_Aim_. Please print the full listing exactly.

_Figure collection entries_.
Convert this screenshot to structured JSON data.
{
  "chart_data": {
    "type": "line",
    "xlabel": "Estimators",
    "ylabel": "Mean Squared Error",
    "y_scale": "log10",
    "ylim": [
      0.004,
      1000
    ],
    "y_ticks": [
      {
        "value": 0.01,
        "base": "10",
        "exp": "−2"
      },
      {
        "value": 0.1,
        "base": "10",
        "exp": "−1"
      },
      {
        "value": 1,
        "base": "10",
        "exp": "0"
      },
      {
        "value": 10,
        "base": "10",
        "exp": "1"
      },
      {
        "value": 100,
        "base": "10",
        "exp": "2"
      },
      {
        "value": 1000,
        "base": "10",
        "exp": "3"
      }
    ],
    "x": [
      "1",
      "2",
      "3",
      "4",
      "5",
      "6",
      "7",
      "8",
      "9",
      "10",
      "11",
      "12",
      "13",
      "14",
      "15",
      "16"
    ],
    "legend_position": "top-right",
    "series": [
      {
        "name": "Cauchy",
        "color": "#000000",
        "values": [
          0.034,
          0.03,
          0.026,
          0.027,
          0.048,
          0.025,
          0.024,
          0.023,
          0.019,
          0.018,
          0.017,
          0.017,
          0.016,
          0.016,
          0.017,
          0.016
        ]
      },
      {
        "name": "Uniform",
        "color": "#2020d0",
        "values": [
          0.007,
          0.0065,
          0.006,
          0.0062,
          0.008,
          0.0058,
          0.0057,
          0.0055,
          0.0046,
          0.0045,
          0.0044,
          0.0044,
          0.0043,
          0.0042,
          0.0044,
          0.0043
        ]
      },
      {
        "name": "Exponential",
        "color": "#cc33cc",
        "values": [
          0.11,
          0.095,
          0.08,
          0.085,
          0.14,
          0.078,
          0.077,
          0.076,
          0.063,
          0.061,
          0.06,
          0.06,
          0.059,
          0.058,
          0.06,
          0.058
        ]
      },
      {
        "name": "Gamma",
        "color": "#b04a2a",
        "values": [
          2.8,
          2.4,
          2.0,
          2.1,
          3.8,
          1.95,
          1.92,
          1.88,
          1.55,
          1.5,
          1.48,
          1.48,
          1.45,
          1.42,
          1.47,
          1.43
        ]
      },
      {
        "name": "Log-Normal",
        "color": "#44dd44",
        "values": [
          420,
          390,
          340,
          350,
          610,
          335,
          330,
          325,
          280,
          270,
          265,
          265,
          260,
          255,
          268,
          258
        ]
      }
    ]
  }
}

_Response to this task_.
Convert this screenshot to structured JSON data.
{
  "chart_data": {
    "type": "line",
    "xlabel": "Estimators",
    "ylabel": "Mean Squared Error",
    "y_scale": "log10",
    "ylim": [
      0.004,
      1000
    ],
    "y_ticks": [
      {
        "value": 0.01,
        "base": "10",
        "exp": "−2"
      },
      {
        "value": 0.1,
        "base": "10",
        "exp": "−1"
      },
      {
        "value": 1,
        "base": "10",
        "exp": "0"
      },
      {
        "value": 10,
        "base": "10",
        "exp": "1"
      },
      {
        "value": 100,
        "base": "10",
        "exp": "2"
      },
      {
        "value": 1000,
        "base": "10",
        "exp": "3"
      }
    ],
    "x": [
      "1",
      "2",
      "3",
      "4",
      "5",
      "6",
      "7",
      "8",
      "9",
      "10",
      "11",
      "12",
      "13",
      "14",
      "15",
      "16"
    ],
    "legend_position": "top-right",
    "series": [
      {
        "name": "Cauchy",
        "color": "#000000",
        "values": [
          0.034,
          0.03,
          0.026,
          0.027,
          0.048,
          0.025,
          0.024,
          0.023,
          0.019,
          0.018,
          0.017,
          0.017,
          0.016,
          0.016,
          0.017,
          0.016
        ]
      },
      {
        "name": "Uniform",
        "color": "#2020d0",
        "values": [
          0.007,
          0.0065,
          0.006,
          0.0062,
          0.008,
          0.0058,
          0.0057,
          0.0055,
          0.0046,
          0.0045,
          0.0044,
          0.0044,
          0.0043,
          0.0042,
          0.0044,
          0.0043
        ]
      },
      {
        "name": "Exponential",
        "color": "#cc33cc",
        "values": [
          0.11,
          0.095,
          0.08,
          0.085,
          0.14,
          0.078,
          0.077,
          0.076,
          0.063,
          0.061,
          0.06,
          0.06,
          0.059,
          0.058,
          0.06,
          0.058
        ]
      },
      {
        "name": "Gamma",
        "color": "#b04a2a",
        "values": [
          2.8,
          2.4,
          2.0,
          2.1,
          3.8,
          1.95,
          1.92,
          1.88,
          1.55,
          1.5,
          1.48,
          1.48,
          1.45,
          1.42,
          1.47,
          1.43
        ]
      },
      {
        "name": "Log-Normal",
        "color": "#44dd44",
        "values": [
          420,
          390,
          340,
          350,
          610,
          335,
          330,
          325,
          280,
          270,
          265,
          265,
          260,
          255,
          268,
          258
        ]
      }
    ]
  }
}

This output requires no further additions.